State how many lines include "在解决问题的过程中", giving the number by itself.

[Data items]

========

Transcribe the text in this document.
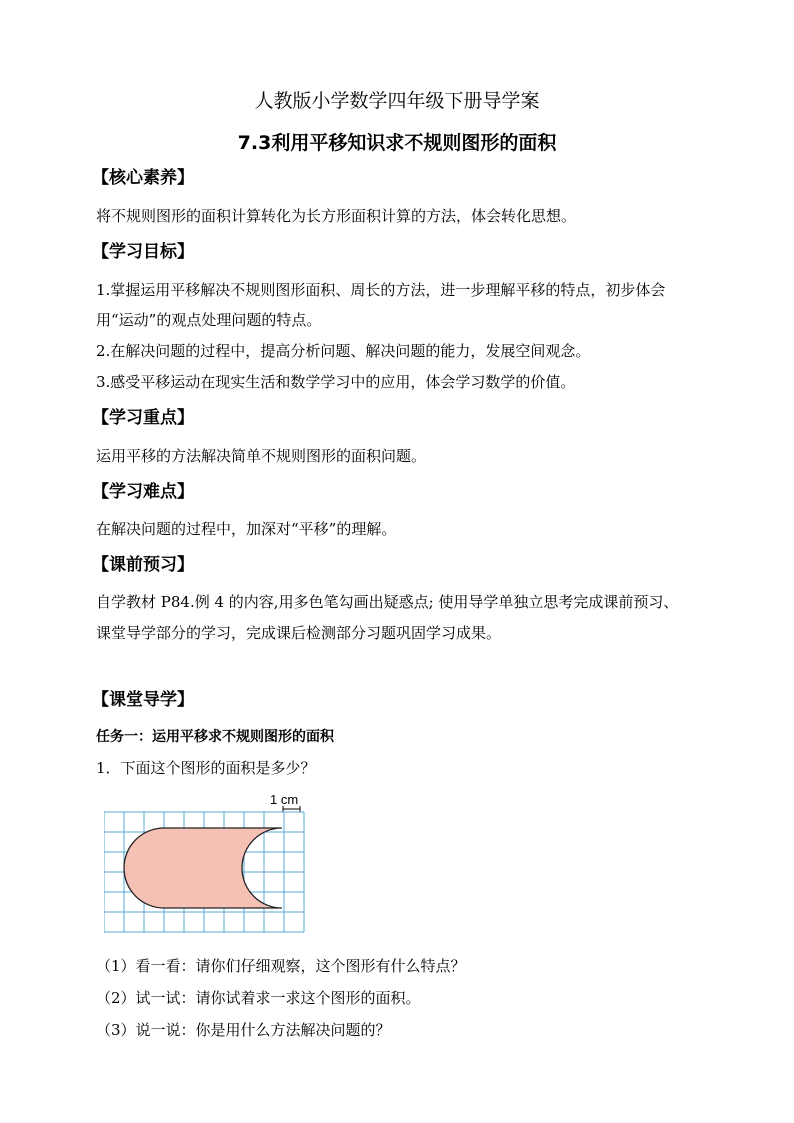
人教版小学数学四年级下册导学案
7.3利用平移知识求不规则图形的面积
【核心素养】
将不规则图形的面积计算转化为长方形面积计算的方法，体会转化思想。
【学习目标】
1.掌握运用平移解决不规则图形面积、周长的方法，进一步理解平移的特点，初步体会
用“运动”的观点处理问题的特点。
2.在解决问题的过程中，提高分析问题、解决问题的能力，发展空间观念。
3.感受平移运动在现实生活和数学学习中的应用，体会学习数学的价值。
【学习重点】
运用平移的方法解决简单不规则图形的面积问题。
【学习难点】
在解决问题的过程中，加深对“平移”的理解。
【课前预习】
自学教材 P84.例 4 的内容,用多色笔勾画出疑惑点; 使用导学单独立思考完成课前预习、
课堂导学部分的学习，完成课后检测部分习题巩固学习成果。
【课堂导学】
任务一：运用平移求不规则图形的面积
1．下面这个图形的面积是多少？
1 cm
（1）看一看：请你们仔细观察，这个图形有什么特点？
（2）试一试：请你试着求一求这个图形的面积。
（3）说一说：你是用什么方法解决问题的？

========

OUTPUT OF THE TASK: 2